**** Given records

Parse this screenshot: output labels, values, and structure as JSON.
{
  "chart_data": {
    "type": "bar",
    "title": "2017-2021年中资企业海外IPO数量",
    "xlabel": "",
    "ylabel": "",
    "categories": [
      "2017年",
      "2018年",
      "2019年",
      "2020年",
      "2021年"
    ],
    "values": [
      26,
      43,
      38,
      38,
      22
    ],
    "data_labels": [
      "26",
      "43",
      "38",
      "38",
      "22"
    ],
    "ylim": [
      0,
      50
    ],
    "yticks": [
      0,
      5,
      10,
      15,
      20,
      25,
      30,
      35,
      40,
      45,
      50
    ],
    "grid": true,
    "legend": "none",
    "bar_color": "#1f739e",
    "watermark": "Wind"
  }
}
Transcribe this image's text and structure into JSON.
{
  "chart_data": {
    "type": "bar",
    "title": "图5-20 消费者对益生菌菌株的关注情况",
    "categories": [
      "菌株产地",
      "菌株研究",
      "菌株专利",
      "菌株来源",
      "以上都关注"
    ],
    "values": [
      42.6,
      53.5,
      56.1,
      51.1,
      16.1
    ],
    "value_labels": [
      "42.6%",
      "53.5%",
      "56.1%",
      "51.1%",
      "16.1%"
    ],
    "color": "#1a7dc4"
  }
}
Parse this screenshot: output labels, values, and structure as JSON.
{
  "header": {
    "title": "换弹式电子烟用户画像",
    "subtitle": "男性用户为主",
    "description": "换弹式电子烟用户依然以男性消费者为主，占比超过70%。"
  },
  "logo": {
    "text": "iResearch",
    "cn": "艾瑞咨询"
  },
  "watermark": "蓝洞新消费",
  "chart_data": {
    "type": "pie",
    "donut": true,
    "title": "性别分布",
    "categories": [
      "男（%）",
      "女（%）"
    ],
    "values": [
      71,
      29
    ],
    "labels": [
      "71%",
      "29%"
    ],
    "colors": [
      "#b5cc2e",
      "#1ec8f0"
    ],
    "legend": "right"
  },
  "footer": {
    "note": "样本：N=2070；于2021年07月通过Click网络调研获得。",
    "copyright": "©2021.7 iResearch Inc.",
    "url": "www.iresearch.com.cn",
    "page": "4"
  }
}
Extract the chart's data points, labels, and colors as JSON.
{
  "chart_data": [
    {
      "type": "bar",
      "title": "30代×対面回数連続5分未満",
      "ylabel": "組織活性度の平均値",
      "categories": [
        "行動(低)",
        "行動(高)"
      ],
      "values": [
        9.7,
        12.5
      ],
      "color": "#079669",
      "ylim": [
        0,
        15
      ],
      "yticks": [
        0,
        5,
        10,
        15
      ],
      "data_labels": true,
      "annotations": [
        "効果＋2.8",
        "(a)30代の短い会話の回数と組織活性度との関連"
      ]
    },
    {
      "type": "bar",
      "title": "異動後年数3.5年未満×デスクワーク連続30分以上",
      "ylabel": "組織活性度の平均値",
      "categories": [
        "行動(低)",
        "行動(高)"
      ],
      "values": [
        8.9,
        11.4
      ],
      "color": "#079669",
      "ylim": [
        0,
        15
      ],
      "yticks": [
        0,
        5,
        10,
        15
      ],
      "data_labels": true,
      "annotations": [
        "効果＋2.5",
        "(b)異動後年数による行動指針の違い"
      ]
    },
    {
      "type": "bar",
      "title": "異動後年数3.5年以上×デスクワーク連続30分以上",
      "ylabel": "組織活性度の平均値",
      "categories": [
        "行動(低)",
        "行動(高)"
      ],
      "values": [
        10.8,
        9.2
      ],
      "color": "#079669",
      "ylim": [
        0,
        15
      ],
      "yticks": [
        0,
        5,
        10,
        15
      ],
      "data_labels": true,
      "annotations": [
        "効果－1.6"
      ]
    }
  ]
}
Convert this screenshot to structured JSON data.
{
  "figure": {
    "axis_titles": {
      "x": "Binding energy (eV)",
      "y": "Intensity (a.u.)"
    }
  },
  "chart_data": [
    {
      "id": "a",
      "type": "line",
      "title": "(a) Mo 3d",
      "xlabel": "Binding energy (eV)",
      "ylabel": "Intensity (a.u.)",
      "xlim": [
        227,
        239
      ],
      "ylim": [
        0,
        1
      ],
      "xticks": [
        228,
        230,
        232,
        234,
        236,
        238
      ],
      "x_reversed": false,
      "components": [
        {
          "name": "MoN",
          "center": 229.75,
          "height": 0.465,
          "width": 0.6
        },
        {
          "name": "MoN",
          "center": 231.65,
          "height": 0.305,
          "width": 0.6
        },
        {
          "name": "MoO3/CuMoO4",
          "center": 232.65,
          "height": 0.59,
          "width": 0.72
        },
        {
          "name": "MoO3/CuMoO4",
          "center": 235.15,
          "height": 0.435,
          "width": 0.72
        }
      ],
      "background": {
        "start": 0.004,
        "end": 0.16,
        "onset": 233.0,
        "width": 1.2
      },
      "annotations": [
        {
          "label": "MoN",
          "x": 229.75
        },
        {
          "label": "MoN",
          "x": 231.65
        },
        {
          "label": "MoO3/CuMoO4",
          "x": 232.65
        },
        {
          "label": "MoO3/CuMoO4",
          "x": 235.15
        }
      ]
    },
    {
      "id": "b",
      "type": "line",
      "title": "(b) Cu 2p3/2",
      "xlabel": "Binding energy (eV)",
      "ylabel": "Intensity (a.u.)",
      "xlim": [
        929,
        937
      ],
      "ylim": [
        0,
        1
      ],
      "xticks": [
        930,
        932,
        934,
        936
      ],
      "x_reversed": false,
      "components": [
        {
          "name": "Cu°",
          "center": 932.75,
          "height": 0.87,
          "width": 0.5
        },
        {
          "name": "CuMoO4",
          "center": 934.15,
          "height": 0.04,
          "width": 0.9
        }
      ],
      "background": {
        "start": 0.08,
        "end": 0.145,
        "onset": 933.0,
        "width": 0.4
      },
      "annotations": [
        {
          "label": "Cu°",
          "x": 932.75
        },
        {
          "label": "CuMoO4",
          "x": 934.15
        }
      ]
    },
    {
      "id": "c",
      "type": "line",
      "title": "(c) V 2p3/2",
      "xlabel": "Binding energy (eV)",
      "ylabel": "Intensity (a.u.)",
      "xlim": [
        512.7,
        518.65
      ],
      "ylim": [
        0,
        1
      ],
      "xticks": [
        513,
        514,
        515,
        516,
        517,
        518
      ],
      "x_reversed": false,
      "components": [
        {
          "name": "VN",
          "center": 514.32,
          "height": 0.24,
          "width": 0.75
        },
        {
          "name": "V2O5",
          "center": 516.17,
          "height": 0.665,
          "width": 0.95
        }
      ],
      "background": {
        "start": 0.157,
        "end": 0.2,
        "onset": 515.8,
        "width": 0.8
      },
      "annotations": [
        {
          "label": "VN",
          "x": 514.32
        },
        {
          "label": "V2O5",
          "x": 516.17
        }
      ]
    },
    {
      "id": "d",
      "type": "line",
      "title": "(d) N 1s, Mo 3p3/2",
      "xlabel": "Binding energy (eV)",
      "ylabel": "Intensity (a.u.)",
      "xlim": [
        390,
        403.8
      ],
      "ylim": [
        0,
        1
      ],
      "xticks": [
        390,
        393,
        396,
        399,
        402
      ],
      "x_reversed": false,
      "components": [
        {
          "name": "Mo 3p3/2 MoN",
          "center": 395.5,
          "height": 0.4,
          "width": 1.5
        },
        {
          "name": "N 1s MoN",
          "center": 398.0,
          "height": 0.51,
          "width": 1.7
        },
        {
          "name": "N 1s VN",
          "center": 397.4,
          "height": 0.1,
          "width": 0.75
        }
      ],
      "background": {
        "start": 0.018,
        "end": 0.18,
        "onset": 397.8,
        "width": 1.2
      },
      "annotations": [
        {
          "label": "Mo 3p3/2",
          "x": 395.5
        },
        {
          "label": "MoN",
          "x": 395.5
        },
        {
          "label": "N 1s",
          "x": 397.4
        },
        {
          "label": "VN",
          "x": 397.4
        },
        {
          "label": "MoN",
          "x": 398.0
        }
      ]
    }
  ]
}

********

_Required task_: Determine how many lines of this listing contain "onset", and give only the number.

_The result_: 4